**Task requirements**
Search the records for the word "name" and pick out every line that has it.
:: Entries shown
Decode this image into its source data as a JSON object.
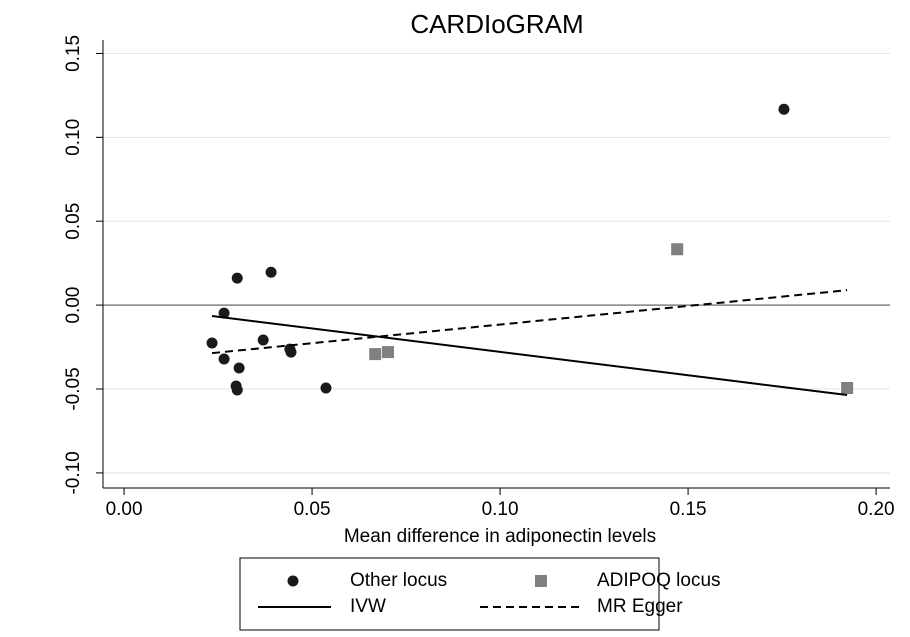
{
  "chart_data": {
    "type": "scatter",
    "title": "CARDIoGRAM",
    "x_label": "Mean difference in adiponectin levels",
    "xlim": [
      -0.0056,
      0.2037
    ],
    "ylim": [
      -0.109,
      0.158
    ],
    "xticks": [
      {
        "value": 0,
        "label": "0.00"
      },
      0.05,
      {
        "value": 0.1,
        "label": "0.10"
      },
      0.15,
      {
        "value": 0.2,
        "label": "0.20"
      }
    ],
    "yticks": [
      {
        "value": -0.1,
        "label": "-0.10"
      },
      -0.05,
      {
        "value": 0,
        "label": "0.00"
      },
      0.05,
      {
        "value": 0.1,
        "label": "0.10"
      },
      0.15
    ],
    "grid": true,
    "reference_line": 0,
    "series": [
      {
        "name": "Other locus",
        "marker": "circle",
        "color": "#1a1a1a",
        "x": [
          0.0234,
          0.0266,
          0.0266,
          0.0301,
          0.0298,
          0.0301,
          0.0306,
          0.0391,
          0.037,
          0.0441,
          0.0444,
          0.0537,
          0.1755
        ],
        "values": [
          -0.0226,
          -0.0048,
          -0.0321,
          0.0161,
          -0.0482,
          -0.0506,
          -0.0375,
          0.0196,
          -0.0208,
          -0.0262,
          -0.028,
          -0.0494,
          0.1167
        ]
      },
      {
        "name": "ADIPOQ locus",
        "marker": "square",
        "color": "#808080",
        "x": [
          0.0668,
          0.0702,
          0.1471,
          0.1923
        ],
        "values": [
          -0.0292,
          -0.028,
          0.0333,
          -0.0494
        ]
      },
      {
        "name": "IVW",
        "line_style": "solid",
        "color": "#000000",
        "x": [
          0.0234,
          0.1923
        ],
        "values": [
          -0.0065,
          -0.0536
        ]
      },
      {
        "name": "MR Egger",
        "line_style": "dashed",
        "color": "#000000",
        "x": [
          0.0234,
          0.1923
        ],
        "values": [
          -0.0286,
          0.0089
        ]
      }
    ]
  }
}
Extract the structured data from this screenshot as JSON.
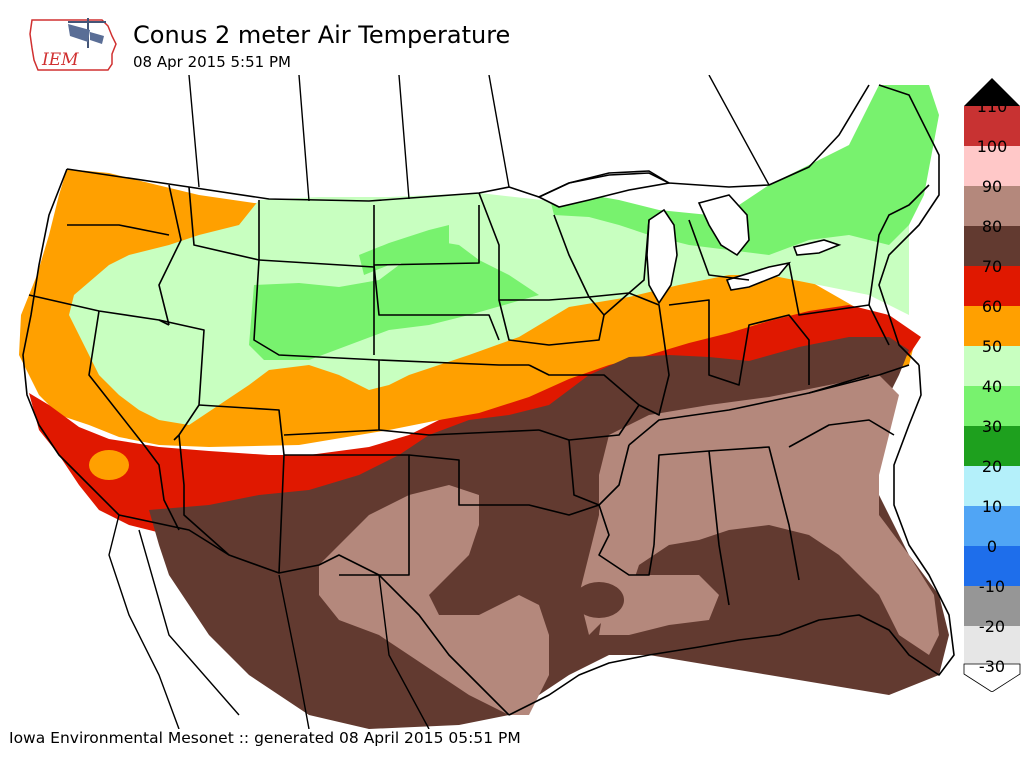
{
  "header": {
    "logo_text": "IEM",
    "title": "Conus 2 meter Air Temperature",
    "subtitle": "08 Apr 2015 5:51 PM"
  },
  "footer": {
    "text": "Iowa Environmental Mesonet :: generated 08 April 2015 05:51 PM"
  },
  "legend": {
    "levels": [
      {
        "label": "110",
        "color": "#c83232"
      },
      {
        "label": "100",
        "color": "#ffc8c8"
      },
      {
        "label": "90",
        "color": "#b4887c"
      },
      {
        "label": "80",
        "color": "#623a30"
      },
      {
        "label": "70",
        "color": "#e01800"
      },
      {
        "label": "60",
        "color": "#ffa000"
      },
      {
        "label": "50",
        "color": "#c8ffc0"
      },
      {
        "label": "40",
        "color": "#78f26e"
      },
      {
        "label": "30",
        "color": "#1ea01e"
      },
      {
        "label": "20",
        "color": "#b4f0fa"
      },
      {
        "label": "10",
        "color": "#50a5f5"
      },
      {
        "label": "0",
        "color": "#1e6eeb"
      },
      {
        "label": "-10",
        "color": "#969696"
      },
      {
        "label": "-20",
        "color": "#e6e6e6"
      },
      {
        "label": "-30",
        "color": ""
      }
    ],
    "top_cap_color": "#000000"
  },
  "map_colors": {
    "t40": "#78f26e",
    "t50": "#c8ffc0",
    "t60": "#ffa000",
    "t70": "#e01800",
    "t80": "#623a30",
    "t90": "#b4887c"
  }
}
::::
:: Entries shown
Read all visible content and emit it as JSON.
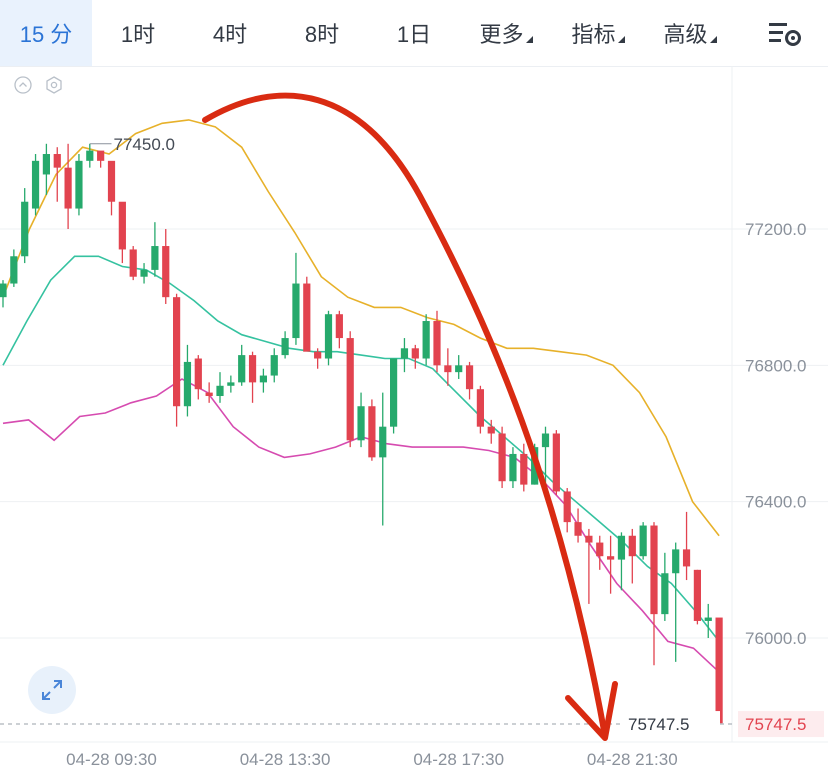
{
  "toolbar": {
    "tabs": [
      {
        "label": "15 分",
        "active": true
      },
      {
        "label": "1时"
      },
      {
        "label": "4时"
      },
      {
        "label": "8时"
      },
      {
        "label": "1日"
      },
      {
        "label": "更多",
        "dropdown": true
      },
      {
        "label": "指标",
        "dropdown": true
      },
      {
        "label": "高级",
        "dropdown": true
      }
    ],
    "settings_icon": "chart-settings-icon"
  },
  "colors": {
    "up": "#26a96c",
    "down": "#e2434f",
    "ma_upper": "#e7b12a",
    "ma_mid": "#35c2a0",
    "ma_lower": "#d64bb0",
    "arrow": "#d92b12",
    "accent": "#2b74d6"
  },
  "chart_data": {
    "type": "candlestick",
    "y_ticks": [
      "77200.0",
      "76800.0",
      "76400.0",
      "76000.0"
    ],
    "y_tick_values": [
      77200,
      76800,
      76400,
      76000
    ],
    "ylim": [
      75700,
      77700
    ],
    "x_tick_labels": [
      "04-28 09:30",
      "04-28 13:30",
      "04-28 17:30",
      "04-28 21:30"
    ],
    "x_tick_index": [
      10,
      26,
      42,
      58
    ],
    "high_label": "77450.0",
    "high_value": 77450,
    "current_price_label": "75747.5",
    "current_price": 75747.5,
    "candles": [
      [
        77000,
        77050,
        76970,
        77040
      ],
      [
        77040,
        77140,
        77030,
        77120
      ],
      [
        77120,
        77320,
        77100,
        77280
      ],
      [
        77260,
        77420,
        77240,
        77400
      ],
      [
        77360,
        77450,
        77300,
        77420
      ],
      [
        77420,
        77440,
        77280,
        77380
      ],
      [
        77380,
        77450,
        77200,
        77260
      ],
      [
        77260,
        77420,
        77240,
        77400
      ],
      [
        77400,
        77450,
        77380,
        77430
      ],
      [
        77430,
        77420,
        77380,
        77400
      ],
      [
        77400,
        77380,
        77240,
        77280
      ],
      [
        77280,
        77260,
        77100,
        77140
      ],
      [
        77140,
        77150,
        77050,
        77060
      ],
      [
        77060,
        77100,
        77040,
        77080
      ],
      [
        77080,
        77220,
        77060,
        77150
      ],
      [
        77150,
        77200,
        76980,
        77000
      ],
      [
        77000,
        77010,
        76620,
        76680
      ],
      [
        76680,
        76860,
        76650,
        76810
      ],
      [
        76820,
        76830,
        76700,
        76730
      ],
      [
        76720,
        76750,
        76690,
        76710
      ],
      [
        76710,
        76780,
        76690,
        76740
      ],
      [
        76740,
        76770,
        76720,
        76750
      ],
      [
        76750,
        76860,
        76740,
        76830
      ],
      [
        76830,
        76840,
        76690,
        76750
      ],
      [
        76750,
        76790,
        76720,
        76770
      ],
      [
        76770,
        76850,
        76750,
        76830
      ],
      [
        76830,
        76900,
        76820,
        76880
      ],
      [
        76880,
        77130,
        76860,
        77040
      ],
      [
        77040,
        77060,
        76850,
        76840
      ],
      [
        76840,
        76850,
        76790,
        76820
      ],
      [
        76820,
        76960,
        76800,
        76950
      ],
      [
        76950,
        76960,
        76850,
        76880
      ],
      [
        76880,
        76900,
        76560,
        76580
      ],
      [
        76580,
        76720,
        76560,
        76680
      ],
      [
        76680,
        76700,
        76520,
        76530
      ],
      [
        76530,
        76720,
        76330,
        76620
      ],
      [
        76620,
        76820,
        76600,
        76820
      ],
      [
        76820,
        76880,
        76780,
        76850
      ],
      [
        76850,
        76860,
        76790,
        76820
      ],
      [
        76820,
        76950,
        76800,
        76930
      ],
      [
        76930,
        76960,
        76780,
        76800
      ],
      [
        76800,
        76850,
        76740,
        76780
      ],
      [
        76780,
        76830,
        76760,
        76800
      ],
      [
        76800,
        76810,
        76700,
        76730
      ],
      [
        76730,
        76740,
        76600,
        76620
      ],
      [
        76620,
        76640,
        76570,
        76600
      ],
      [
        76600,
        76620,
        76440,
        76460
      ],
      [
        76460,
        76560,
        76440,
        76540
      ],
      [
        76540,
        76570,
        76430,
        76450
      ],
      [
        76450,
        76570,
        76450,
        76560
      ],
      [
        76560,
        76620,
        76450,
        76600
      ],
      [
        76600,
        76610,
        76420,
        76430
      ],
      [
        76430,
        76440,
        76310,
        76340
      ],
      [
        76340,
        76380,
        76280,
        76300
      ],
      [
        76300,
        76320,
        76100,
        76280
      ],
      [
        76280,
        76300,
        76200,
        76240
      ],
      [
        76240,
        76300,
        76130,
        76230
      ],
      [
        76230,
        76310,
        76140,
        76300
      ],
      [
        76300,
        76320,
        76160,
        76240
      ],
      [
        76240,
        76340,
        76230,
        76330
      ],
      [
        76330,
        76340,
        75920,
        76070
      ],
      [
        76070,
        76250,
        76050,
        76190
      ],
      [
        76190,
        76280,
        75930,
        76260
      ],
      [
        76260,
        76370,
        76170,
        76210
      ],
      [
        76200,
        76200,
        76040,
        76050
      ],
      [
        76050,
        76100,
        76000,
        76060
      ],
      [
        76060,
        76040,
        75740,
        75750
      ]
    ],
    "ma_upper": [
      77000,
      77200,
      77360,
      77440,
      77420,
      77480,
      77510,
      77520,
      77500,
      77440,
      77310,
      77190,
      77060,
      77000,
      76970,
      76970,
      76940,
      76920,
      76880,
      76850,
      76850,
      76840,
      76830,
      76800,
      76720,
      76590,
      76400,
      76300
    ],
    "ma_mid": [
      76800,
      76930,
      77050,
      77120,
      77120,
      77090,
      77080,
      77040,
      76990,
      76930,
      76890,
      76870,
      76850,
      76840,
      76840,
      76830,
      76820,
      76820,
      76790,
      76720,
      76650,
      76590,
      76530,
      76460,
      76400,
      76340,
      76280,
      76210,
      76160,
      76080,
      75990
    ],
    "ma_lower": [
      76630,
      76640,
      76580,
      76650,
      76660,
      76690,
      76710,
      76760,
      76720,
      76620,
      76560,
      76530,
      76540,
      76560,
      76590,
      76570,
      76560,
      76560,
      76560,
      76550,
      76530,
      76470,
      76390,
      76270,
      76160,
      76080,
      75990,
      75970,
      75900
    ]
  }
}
::::
**Right answer**
        "name": "Other locus",
        "name": "ADIPOQ locus",
        "name": "IVW",
        "name": "MR Egger",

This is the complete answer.